Exercise directions
Reproduce the items below verbatim, starting at the line that contains "651, 247, 686]" and ending at the line that contains "dimension-chip[interactable]: ∨明细表.产品名称 bbox=[354, 71, 486, 98]", with both of those lines included.

────────────────────

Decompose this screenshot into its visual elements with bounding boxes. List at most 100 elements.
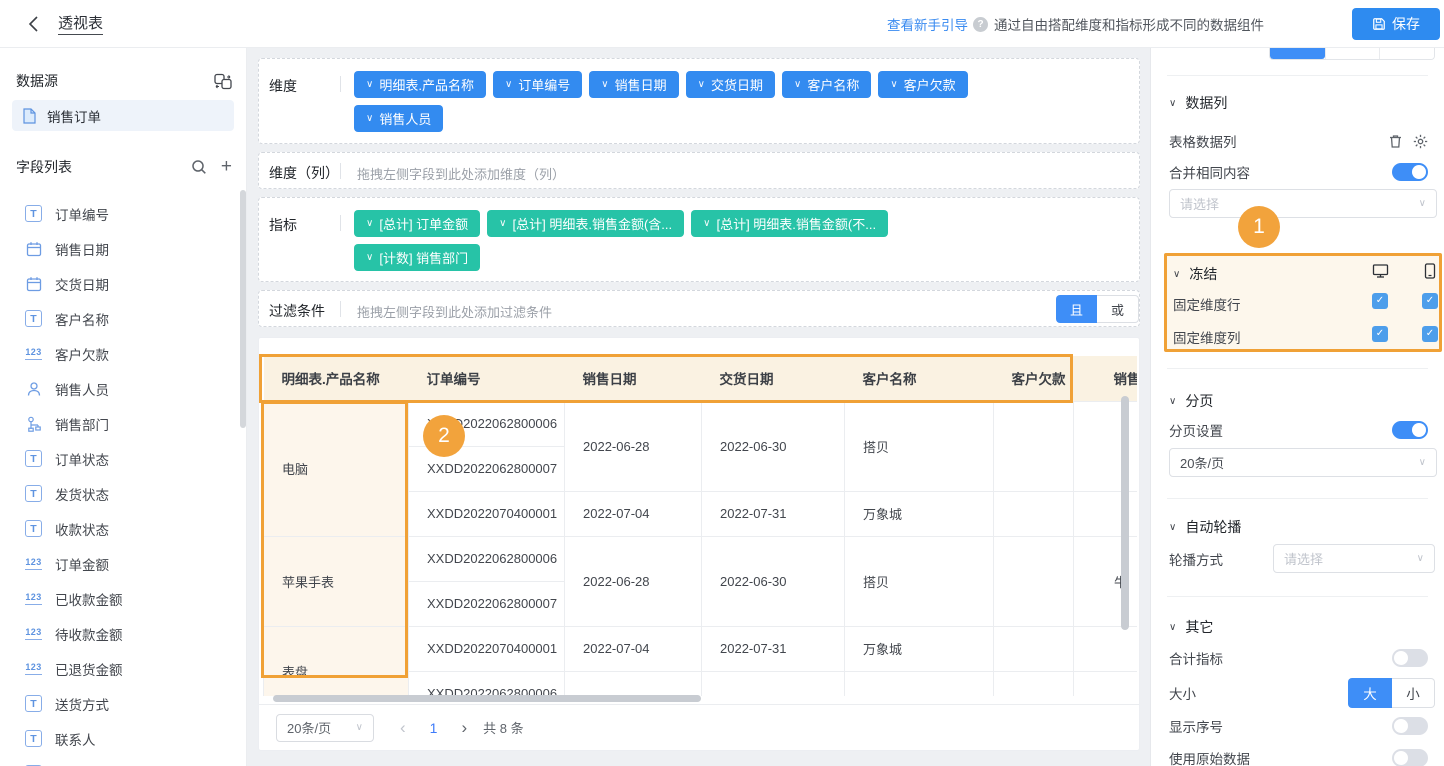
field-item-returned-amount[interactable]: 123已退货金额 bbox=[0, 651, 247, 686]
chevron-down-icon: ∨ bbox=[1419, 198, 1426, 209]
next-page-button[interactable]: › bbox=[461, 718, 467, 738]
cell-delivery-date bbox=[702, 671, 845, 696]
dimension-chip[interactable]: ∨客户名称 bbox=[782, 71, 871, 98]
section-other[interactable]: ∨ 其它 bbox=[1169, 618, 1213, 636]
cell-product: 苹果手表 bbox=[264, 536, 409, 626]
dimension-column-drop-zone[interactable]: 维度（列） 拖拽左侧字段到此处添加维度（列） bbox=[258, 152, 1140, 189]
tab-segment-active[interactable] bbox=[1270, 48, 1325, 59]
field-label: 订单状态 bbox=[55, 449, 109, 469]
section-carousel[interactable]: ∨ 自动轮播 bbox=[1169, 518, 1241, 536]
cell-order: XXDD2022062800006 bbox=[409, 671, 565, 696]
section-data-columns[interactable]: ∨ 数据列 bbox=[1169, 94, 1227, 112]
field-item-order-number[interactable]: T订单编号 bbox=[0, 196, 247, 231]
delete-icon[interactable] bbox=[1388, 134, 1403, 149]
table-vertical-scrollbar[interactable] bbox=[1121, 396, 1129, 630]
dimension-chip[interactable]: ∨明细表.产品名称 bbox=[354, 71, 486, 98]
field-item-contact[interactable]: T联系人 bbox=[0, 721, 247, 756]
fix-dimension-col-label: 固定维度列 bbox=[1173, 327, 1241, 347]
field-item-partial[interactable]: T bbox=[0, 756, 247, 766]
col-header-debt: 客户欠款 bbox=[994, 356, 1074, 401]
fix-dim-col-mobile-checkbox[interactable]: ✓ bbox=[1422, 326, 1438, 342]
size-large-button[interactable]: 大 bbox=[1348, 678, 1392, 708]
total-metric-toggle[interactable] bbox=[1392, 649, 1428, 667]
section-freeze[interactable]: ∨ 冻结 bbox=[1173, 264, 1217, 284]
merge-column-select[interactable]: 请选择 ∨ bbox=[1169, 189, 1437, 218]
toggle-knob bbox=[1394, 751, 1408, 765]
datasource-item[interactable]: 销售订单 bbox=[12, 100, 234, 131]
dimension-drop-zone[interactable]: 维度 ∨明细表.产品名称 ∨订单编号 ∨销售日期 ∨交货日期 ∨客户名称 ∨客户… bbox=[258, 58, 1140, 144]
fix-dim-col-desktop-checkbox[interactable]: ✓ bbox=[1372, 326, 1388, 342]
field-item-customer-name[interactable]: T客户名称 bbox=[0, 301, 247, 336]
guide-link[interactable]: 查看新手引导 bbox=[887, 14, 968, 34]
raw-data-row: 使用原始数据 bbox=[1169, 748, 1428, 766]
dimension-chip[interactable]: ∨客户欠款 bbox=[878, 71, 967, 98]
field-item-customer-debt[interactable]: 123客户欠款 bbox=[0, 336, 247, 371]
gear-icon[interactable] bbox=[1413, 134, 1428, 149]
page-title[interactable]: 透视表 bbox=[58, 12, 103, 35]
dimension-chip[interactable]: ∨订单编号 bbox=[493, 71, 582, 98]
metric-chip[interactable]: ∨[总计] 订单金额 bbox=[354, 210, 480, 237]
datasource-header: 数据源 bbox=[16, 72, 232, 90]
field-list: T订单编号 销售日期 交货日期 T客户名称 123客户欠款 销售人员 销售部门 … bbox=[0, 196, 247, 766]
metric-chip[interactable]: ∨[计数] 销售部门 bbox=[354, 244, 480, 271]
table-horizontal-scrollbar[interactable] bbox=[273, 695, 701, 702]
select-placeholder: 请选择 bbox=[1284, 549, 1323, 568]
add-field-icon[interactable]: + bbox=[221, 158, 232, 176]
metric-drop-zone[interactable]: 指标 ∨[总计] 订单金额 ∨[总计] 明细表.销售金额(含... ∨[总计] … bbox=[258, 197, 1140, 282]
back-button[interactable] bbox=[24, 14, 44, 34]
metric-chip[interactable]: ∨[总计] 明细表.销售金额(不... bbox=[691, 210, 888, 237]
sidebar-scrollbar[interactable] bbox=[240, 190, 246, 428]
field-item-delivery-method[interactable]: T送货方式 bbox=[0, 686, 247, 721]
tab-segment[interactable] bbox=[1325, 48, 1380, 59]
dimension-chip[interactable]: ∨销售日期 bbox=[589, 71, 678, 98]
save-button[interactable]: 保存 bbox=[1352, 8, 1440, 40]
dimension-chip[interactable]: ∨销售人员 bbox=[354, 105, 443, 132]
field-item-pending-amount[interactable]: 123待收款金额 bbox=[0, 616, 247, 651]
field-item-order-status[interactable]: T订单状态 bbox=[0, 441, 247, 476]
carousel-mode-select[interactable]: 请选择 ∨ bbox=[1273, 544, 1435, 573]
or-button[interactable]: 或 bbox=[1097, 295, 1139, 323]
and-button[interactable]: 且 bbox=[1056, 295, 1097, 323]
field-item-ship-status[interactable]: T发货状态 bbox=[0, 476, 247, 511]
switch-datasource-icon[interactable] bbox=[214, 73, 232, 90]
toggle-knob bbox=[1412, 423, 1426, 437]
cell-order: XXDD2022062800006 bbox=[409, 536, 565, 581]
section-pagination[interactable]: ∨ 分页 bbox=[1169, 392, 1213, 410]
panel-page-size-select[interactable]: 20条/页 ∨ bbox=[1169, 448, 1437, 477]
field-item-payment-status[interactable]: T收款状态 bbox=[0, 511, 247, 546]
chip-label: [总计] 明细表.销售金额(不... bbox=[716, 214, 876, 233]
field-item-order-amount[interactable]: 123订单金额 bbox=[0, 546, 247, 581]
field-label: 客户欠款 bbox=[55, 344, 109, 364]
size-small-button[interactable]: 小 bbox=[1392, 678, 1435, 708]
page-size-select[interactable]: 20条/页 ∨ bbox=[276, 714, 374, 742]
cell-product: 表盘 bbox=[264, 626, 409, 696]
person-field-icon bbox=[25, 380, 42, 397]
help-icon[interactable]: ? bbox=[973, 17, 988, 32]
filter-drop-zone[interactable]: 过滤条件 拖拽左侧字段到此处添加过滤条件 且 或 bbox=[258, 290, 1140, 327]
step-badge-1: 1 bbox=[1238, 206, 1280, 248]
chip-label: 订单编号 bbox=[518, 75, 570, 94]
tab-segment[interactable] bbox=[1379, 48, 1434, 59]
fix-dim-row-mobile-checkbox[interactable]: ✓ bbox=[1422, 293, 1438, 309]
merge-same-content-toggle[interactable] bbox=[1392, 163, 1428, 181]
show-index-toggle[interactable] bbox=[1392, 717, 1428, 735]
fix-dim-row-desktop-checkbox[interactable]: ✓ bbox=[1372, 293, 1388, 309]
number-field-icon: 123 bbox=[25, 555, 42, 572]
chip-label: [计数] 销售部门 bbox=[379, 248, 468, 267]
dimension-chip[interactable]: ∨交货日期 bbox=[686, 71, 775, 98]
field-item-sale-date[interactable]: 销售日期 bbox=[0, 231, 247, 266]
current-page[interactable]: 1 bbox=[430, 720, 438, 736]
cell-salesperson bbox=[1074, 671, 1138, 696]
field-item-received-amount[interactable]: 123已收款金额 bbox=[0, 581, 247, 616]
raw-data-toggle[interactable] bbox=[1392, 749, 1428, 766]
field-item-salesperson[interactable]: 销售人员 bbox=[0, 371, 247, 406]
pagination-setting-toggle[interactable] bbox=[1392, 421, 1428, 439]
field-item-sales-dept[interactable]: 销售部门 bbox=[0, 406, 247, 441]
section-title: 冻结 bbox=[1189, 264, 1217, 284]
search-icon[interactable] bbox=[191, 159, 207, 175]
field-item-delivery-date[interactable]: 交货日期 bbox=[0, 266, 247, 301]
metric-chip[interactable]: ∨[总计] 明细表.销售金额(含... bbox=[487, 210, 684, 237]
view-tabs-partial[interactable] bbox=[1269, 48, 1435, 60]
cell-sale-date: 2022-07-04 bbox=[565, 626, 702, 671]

────────────────────

Task solution
field-item-returned-amount[interactable]: 123已退货金额 bbox=[0, 651, 247, 686]
chevron-down-icon: ∨ bbox=[1419, 198, 1426, 209]
next-page-button[interactable]: › bbox=[461, 718, 467, 738]
cell-delivery-date bbox=[702, 671, 845, 696]
dimension-chip[interactable]: ∨客户名称 bbox=[782, 71, 871, 98]
section-other[interactable]: ∨ 其它 bbox=[1169, 618, 1213, 636]
cell-product: 苹果手表 bbox=[264, 536, 409, 626]
dimension-column-drop-zone[interactable]: 维度（列） 拖拽左侧字段到此处添加维度（列） bbox=[258, 152, 1140, 189]
tab-segment-active[interactable] bbox=[1270, 48, 1325, 59]
field-label: 订单状态 bbox=[55, 449, 109, 469]
section-carousel[interactable]: ∨ 自动轮播 bbox=[1169, 518, 1241, 536]
cell-order: XXDD2022062800006 bbox=[409, 671, 565, 696]
section-data-columns[interactable]: ∨ 数据列 bbox=[1169, 94, 1227, 112]
field-item-order-number[interactable]: T订单编号 bbox=[0, 196, 247, 231]
delete-icon[interactable] bbox=[1388, 134, 1403, 149]
table-vertical-scrollbar[interactable] bbox=[1121, 396, 1129, 630]
dimension-chip[interactable]: ∨明细表.产品名称 bbox=[354, 71, 486, 98]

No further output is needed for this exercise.